What is asked. Return the records in full, exactly as given.

[Entries taken from a collection]
★ ★ ★
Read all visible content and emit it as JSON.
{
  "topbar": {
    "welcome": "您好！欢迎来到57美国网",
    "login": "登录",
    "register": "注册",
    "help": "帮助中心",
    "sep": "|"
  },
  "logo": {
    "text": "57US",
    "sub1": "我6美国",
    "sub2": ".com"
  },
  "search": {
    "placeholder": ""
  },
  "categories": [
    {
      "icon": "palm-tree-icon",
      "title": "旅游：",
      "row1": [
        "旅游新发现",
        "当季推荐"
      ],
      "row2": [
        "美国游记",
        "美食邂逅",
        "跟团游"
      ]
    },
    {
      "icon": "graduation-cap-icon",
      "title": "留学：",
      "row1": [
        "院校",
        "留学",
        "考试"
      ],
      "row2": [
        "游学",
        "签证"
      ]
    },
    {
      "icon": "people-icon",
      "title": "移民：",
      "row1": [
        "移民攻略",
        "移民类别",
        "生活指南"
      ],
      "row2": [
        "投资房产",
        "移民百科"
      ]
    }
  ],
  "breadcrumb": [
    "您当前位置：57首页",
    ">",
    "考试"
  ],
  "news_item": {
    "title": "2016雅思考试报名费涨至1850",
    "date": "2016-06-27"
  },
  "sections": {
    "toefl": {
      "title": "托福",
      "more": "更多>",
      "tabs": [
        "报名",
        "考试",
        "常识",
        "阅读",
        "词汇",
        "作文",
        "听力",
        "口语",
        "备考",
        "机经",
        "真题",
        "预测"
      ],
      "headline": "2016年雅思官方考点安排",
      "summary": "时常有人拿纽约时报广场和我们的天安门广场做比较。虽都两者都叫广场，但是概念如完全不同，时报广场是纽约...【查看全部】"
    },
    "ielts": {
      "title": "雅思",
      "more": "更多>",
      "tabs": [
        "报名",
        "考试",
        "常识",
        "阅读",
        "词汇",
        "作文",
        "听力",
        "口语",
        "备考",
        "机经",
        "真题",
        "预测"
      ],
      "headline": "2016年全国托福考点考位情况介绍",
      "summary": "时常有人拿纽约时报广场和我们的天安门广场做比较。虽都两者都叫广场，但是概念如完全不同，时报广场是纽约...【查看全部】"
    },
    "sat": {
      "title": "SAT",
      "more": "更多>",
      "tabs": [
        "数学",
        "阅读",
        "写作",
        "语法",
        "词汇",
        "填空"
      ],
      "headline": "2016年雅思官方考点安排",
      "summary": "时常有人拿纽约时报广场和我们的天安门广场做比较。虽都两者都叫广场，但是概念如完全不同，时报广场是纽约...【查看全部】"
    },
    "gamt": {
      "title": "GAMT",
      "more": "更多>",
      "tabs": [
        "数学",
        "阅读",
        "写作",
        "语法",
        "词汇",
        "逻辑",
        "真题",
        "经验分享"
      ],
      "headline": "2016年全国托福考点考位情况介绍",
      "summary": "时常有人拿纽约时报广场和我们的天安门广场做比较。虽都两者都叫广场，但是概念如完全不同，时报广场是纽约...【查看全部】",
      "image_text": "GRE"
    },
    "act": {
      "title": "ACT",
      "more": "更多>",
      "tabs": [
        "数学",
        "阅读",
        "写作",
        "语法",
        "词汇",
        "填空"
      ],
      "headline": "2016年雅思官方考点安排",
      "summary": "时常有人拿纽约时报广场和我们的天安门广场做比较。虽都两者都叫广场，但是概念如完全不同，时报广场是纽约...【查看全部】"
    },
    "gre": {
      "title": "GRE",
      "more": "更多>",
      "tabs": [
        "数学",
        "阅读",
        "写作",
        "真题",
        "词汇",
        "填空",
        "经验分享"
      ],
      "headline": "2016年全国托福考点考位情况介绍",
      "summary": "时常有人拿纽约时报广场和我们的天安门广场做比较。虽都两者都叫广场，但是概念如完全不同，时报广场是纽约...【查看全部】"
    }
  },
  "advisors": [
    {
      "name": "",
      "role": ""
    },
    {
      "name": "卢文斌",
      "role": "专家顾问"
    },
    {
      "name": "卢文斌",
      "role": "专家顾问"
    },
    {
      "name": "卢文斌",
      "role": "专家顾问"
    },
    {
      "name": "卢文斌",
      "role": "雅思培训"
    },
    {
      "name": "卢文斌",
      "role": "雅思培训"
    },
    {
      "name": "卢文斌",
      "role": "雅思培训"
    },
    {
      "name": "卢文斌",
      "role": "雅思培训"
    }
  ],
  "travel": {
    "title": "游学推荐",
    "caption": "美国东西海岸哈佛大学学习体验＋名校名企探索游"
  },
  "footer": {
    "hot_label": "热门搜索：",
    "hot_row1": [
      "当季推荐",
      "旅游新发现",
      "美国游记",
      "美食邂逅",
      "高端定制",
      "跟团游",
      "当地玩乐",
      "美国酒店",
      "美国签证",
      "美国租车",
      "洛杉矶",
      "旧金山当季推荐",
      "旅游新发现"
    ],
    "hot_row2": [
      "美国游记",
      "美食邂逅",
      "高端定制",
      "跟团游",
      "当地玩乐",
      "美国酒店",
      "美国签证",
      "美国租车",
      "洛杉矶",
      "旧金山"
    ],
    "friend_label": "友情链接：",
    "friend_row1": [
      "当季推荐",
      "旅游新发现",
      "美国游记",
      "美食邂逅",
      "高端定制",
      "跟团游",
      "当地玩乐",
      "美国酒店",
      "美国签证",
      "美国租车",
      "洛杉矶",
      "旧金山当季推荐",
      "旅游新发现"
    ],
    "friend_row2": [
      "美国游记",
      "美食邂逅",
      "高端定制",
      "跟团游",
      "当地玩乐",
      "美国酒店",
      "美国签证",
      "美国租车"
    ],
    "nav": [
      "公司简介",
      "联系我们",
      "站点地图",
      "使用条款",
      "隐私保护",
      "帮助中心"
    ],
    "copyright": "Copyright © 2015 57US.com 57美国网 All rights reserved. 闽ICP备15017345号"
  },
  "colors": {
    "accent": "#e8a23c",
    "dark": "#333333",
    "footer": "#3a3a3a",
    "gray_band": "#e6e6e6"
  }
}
★ ★ ★
Output.
Read all visible content and emit it as JSON.
{
  "topbar": {
    "welcome": "您好！欢迎来到57美国网",
    "login": "登录",
    "register": "注册",
    "help": "帮助中心",
    "sep": "|"
  },
  "logo": {
    "text": "57US",
    "sub1": "我6美国",
    "sub2": ".com"
  },
  "search": {
    "placeholder": ""
  },
  "categories": [
    {
      "icon": "palm-tree-icon",
      "title": "旅游：",
      "row1": [
        "旅游新发现",
        "当季推荐"
      ],
      "row2": [
        "美国游记",
        "美食邂逅",
        "跟团游"
      ]
    },
    {
      "icon": "graduation-cap-icon",
      "title": "留学：",
      "row1": [
        "院校",
        "留学",
        "考试"
      ],
      "row2": [
        "游学",
        "签证"
      ]
    },
    {
      "icon": "people-icon",
      "title": "移民：",
      "row1": [
        "移民攻略",
        "移民类别",
        "生活指南"
      ],
      "row2": [
        "投资房产",
        "移民百科"
      ]
    }
  ],
  "breadcrumb": [
    "您当前位置：57首页",
    ">",
    "考试"
  ],
  "news_item": {
    "title": "2016雅思考试报名费涨至1850",
    "date": "2016-06-27"
  },
  "sections": {
    "toefl": {
      "title": "托福",
      "more": "更多>",
      "tabs": [
        "报名",
        "考试",
        "常识",
        "阅读",
        "词汇",
        "作文",
        "听力",
        "口语",
        "备考",
        "机经",
        "真题",
        "预测"
      ],
      "headline": "2016年雅思官方考点安排",
      "summary": "时常有人拿纽约时报广场和我们的天安门广场做比较。虽都两者都叫广场，但是概念如完全不同，时报广场是纽约...【查看全部】"
    },
    "ielts": {
      "title": "雅思",
      "more": "更多>",
      "tabs": [
        "报名",
        "考试",
        "常识",
        "阅读",
        "词汇",
        "作文",
        "听力",
        "口语",
        "备考",
        "机经",
        "真题",
        "预测"
      ],
      "headline": "2016年全国托福考点考位情况介绍",
      "summary": "时常有人拿纽约时报广场和我们的天安门广场做比较。虽都两者都叫广场，但是概念如完全不同，时报广场是纽约...【查看全部】"
    },
    "sat": {
      "title": "SAT",
      "more": "更多>",
      "tabs": [
        "数学",
        "阅读",
        "写作",
        "语法",
        "词汇",
        "填空"
      ],
      "headline": "2016年雅思官方考点安排",
      "summary": "时常有人拿纽约时报广场和我们的天安门广场做比较。虽都两者都叫广场，但是概念如完全不同，时报广场是纽约...【查看全部】"
    },
    "gamt": {
      "title": "GAMT",
      "more": "更多>",
      "tabs": [
        "数学",
        "阅读",
        "写作",
        "语法",
        "词汇",
        "逻辑",
        "真题",
        "经验分享"
      ],
      "headline": "2016年全国托福考点考位情况介绍",
      "summary": "时常有人拿纽约时报广场和我们的天安门广场做比较。虽都两者都叫广场，但是概念如完全不同，时报广场是纽约...【查看全部】",
      "image_text": "GRE"
    },
    "act": {
      "title": "ACT",
      "more": "更多>",
      "tabs": [
        "数学",
        "阅读",
        "写作",
        "语法",
        "词汇",
        "填空"
      ],
      "headline": "2016年雅思官方考点安排",
      "summary": "时常有人拿纽约时报广场和我们的天安门广场做比较。虽都两者都叫广场，但是概念如完全不同，时报广场是纽约...【查看全部】"
    },
    "gre": {
      "title": "GRE",
      "more": "更多>",
      "tabs": [
        "数学",
        "阅读",
        "写作",
        "真题",
        "词汇",
        "填空",
        "经验分享"
      ],
      "headline": "2016年全国托福考点考位情况介绍",
      "summary": "时常有人拿纽约时报广场和我们的天安门广场做比较。虽都两者都叫广场，但是概念如完全不同，时报广场是纽约...【查看全部】"
    }
  },
  "advisors": [
    {
      "name": "",
      "role": ""
    },
    {
      "name": "卢文斌",
      "role": "专家顾问"
    },
    {
      "name": "卢文斌",
      "role": "专家顾问"
    },
    {
      "name": "卢文斌",
      "role": "专家顾问"
    },
    {
      "name": "卢文斌",
      "role": "雅思培训"
    },
    {
      "name": "卢文斌",
      "role": "雅思培训"
    },
    {
      "name": "卢文斌",
      "role": "雅思培训"
    },
    {
      "name": "卢文斌",
      "role": "雅思培训"
    }
  ],
  "travel": {
    "title": "游学推荐",
    "caption": "美国东西海岸哈佛大学学习体验＋名校名企探索游"
  },
  "footer": {
    "hot_label": "热门搜索：",
    "hot_row1": [
      "当季推荐",
      "旅游新发现",
      "美国游记",
      "美食邂逅",
      "高端定制",
      "跟团游",
      "当地玩乐",
      "美国酒店",
      "美国签证",
      "美国租车",
      "洛杉矶",
      "旧金山当季推荐",
      "旅游新发现"
    ],
    "hot_row2": [
      "美国游记",
      "美食邂逅",
      "高端定制",
      "跟团游",
      "当地玩乐",
      "美国酒店",
      "美国签证",
      "美国租车",
      "洛杉矶",
      "旧金山"
    ],
    "friend_label": "友情链接：",
    "friend_row1": [
      "当季推荐",
      "旅游新发现",
      "美国游记",
      "美食邂逅",
      "高端定制",
      "跟团游",
      "当地玩乐",
      "美国酒店",
      "美国签证",
      "美国租车",
      "洛杉矶",
      "旧金山当季推荐",
      "旅游新发现"
    ],
    "friend_row2": [
      "美国游记",
      "美食邂逅",
      "高端定制",
      "跟团游",
      "当地玩乐",
      "美国酒店",
      "美国签证",
      "美国租车"
    ],
    "nav": [
      "公司简介",
      "联系我们",
      "站点地图",
      "使用条款",
      "隐私保护",
      "帮助中心"
    ],
    "copyright": "Copyright © 2015 57US.com 57美国网 All rights reserved. 闽ICP备15017345号"
  },
  "colors": {
    "accent": "#e8a23c",
    "dark": "#333333",
    "footer": "#3a3a3a",
    "gray_band": "#e6e6e6"
  }
}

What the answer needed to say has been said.